## SHORT TASK
In the records that follow, locate every line with "Snow" and extract it.
** START EXTRACTED ENTRIES **
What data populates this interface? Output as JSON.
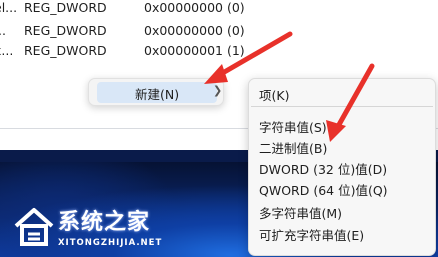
{
  "registry": {
    "rows": [
      {
        "name": "el...",
        "type": "REG_DWORD",
        "data": "0x00000000 (0)"
      },
      {
        "name": "...",
        "type": "REG_DWORD",
        "data": "0x00000000 (0)"
      },
      {
        "name": "x...",
        "type": "REG_DWORD",
        "data": "0x00000001 (1)"
      }
    ]
  },
  "context_menu": {
    "new_label": "新建(N)",
    "chevron_icon": "chevron-right-icon"
  },
  "submenu": {
    "items": [
      {
        "label": "项(K)"
      },
      {
        "label": "字符串值(S)"
      },
      {
        "label": "二进制值(B)"
      },
      {
        "label": "DWORD (32 位)值(D)"
      },
      {
        "label": "QWORD (64 位)值(Q)"
      },
      {
        "label": "多字符串值(M)"
      },
      {
        "label": "可扩充字符串值(E)"
      }
    ]
  },
  "annotations": {
    "arrow_color": "#e8312a"
  },
  "watermark": {
    "title": "系统之家",
    "subtitle": "XITONGZHIJIA.NET",
    "logo_icon": "house-logo-icon"
  },
  "colors": {
    "menu_highlight": "#d9e7f7",
    "menu_bg": "#f4f4f4",
    "wallpaper": "#0e3fa4"
  }
}
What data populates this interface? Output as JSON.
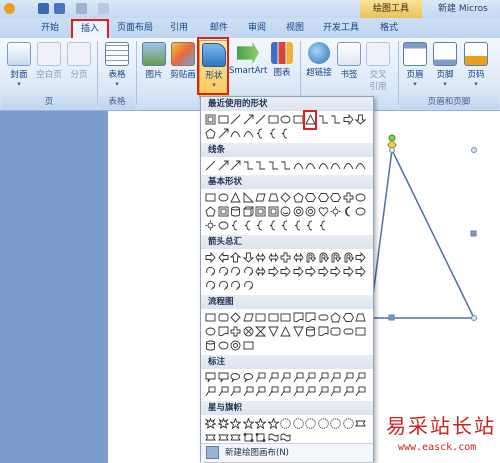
{
  "titlebar": {
    "tool_tab": "绘图工具",
    "doc_title": "新建 Micros"
  },
  "tabs": [
    {
      "label": "开始"
    },
    {
      "label": "插入"
    },
    {
      "label": "页面布局"
    },
    {
      "label": "引用"
    },
    {
      "label": "邮件"
    },
    {
      "label": "审阅"
    },
    {
      "label": "视图"
    },
    {
      "label": "开发工具"
    },
    {
      "label": "格式"
    }
  ],
  "ribbon": {
    "buttons": [
      {
        "label": "封面"
      },
      {
        "label": "空白页"
      },
      {
        "label": "分页"
      },
      {
        "label": "表格"
      },
      {
        "label": "图片"
      },
      {
        "label": "剪贴画"
      },
      {
        "label": "形状"
      },
      {
        "label": "SmartArt"
      },
      {
        "label": "图表"
      },
      {
        "label": "超链接"
      },
      {
        "label": "书签"
      },
      {
        "label": "交叉",
        "label2": "引用"
      },
      {
        "label": "页眉"
      },
      {
        "label": "页脚"
      },
      {
        "label": "页码"
      }
    ],
    "groups": [
      {
        "label": "页"
      },
      {
        "label": "表格"
      },
      {
        "label": "页眉和页脚"
      }
    ],
    "caret": "▾"
  },
  "dropdown": {
    "sections": [
      {
        "title": "最近使用的形状"
      },
      {
        "title": "线条"
      },
      {
        "title": "基本形状"
      },
      {
        "title": "箭头总汇"
      },
      {
        "title": "流程图"
      },
      {
        "title": "标注"
      },
      {
        "title": "星与旗帜"
      }
    ],
    "footer": "新建绘图画布(N)"
  },
  "watermark": {
    "text": "易采站长站",
    "url": "www.easck.com"
  },
  "colors": {
    "highlight": "#e02020",
    "accent": "#15428b"
  }
}
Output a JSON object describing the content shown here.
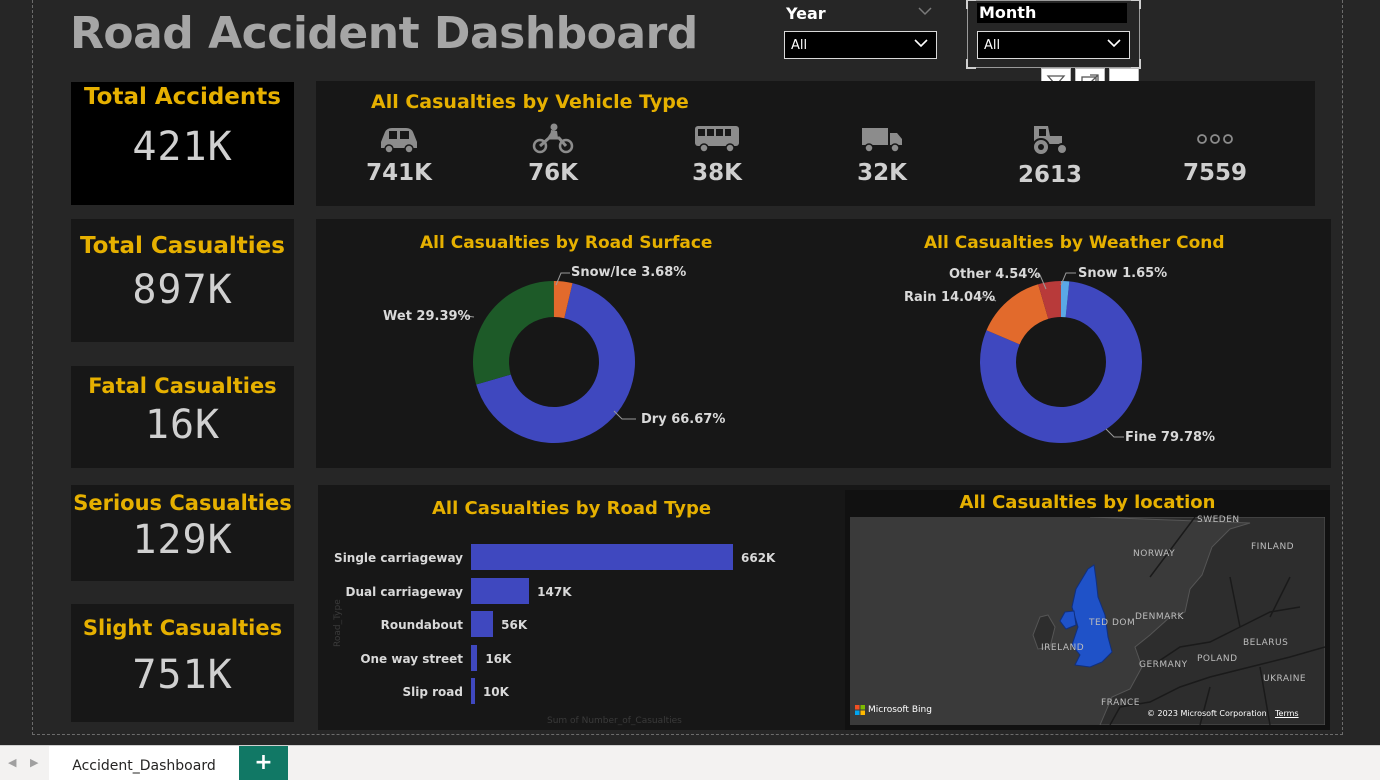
{
  "title": "Road Accident Dashboard",
  "slicers": {
    "year": {
      "label": "Year",
      "value": "All"
    },
    "month": {
      "label": "Month",
      "value": "All"
    }
  },
  "kpis": [
    {
      "label": "Total Accidents",
      "value": "421K"
    },
    {
      "label": "Total Casualties",
      "value": "897K"
    },
    {
      "label": "Fatal Casualties",
      "value": "16K"
    },
    {
      "label": "Serious Casualties",
      "value": "129K"
    },
    {
      "label": "Slight Casualties",
      "value": "751K"
    }
  ],
  "vehicle_panel": {
    "title": "All Casualties by Vehicle Type",
    "items": [
      {
        "icon": "car-icon",
        "value": "741K"
      },
      {
        "icon": "motorcycle-icon",
        "value": "76K"
      },
      {
        "icon": "bus-icon",
        "value": "38K"
      },
      {
        "icon": "truck-icon",
        "value": "32K"
      },
      {
        "icon": "tractor-icon",
        "value": "2613"
      },
      {
        "icon": "more-icon",
        "value": "7559"
      }
    ]
  },
  "road_surface": {
    "title": "All Casualties by Road Surface",
    "labels": {
      "snow": "Snow/Ice 3.68%",
      "wet": "Wet 29.39%",
      "dry": "Dry 66.67%"
    }
  },
  "weather": {
    "title": "All Casualties by Weather Cond",
    "labels": {
      "other": "Other 4.54%",
      "snow": "Snow 1.65%",
      "rain": "Rain 14.04%",
      "fine": "Fine 79.78%"
    }
  },
  "road_type": {
    "title": "All Casualties by Road Type",
    "y_axis_title": "Road_Type",
    "x_axis_title": "Sum of Number_of_Casualties"
  },
  "map": {
    "title": "All Casualties by location",
    "countries": [
      "SWEDEN",
      "FINLAND",
      "NORWAY",
      "DENMARK",
      "IRELAND",
      "GERMANY",
      "POLAND",
      "BELARUS",
      "UKRAINE",
      "FRANCE"
    ],
    "uk_label": "TED DOM",
    "bing": "Microsoft Bing",
    "copyright": "© 2023 Microsoft Corporation",
    "terms": "Terms"
  },
  "tabs": {
    "active": "Accident_Dashboard",
    "add": "+"
  },
  "colors": {
    "accent": "#e6b000",
    "blue": "#3f48bf",
    "green": "#1d5a28",
    "orange": "#e26a2c",
    "red": "#b83a3a",
    "lightblue": "#5aa8e6"
  },
  "chart_data": [
    {
      "type": "pie",
      "title": "All Casualties by Road Surface",
      "categories": [
        "Dry",
        "Wet",
        "Snow/Ice"
      ],
      "values": [
        66.67,
        29.39,
        3.68
      ]
    },
    {
      "type": "pie",
      "title": "All Casualties by Weather Cond",
      "categories": [
        "Fine",
        "Rain",
        "Other",
        "Snow"
      ],
      "values": [
        79.78,
        14.04,
        4.54,
        1.65
      ]
    },
    {
      "type": "bar",
      "title": "All Casualties by Road Type",
      "categories": [
        "Single carriageway",
        "Dual carriageway",
        "Roundabout",
        "One way street",
        "Slip road"
      ],
      "values": [
        662,
        147,
        56,
        16,
        10
      ],
      "value_labels": [
        "662K",
        "147K",
        "56K",
        "16K",
        "10K"
      ],
      "xlabel": "Sum of Number_of_Casualties",
      "ylabel": "Road_Type"
    }
  ]
}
** END EXTRACTED ENTRIES **
## EXERCISE RESPONSE
      "snow": "Snow/Ice 3.68%",
      "snow": "Snow 1.65%",
        "Snow/Ice"
        "Snow"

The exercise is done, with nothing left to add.